> Description of the task
Search the data for the string "frac" and gather each line it is in.

--- START ---

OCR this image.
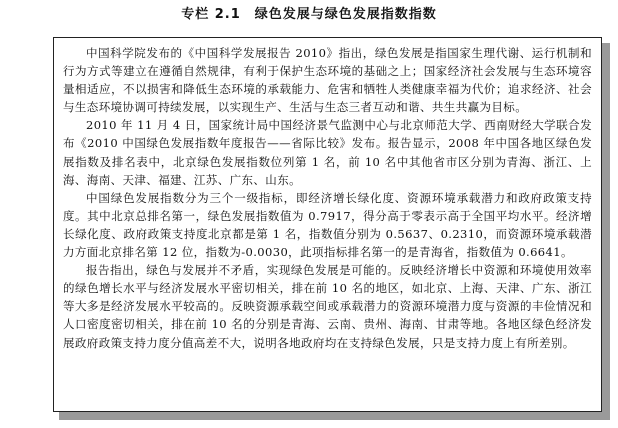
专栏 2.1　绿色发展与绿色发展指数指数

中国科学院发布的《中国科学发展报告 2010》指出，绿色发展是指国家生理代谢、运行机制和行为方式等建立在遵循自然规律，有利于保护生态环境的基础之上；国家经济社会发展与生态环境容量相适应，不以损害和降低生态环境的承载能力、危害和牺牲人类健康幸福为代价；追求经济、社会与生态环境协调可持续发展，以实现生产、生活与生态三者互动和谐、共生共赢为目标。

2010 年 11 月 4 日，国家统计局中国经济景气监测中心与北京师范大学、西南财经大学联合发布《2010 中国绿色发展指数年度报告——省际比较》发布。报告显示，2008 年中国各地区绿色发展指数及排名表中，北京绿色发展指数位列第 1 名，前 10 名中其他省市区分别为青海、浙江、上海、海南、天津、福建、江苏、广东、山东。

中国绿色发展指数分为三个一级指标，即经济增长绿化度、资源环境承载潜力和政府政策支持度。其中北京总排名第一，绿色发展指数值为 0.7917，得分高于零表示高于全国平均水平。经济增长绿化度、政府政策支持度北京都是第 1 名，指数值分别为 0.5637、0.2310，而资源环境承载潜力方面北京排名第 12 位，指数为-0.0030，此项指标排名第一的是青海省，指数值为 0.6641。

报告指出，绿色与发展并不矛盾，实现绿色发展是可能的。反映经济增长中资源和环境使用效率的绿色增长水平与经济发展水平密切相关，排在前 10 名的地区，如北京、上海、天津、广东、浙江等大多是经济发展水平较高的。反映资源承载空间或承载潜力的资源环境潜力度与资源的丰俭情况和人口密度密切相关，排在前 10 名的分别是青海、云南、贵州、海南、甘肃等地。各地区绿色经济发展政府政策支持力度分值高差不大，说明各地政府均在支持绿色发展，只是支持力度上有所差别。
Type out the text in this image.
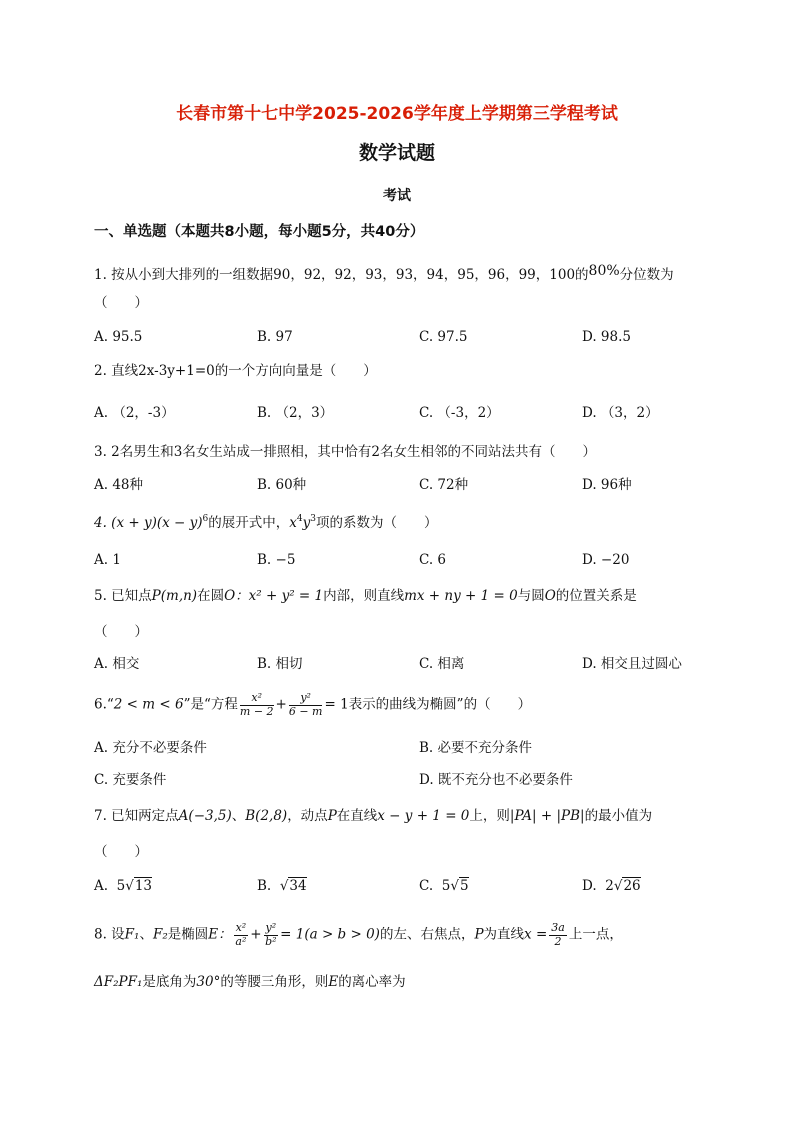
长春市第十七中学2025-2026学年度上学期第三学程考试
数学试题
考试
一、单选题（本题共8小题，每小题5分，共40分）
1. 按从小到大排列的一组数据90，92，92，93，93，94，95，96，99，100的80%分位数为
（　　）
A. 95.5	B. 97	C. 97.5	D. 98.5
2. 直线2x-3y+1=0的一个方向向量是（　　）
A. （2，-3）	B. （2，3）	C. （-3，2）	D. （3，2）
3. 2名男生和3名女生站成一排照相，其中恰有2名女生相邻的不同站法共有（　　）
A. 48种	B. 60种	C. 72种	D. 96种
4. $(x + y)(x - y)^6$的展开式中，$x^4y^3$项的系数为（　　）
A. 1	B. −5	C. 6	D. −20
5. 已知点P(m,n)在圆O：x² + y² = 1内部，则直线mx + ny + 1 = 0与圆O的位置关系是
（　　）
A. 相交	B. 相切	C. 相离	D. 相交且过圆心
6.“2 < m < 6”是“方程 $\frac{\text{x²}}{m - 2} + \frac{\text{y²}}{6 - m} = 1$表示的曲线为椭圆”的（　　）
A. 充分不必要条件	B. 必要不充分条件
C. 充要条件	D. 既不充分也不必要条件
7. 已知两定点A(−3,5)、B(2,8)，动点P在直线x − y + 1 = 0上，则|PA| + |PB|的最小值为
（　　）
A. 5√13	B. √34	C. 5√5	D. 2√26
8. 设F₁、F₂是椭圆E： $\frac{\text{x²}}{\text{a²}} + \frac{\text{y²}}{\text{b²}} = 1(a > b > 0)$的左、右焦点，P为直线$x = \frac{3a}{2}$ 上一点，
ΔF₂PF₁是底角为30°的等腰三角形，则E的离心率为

--- END ---

> Reply
6.“2 < m < 6”是“方程 $\frac{\text{x²}}{m - 2} + \frac{\text{y²}}{6 - m} = 1$表示的曲线为椭圆”的（　　）
8. 设F₁、F₂是椭圆E： $\frac{\text{x²}}{\text{a²}} + \frac{\text{y²}}{\text{b²}} = 1(a > b > 0)$的左、右焦点，P为直线$x = \frac{3a}{2}$ 上一点，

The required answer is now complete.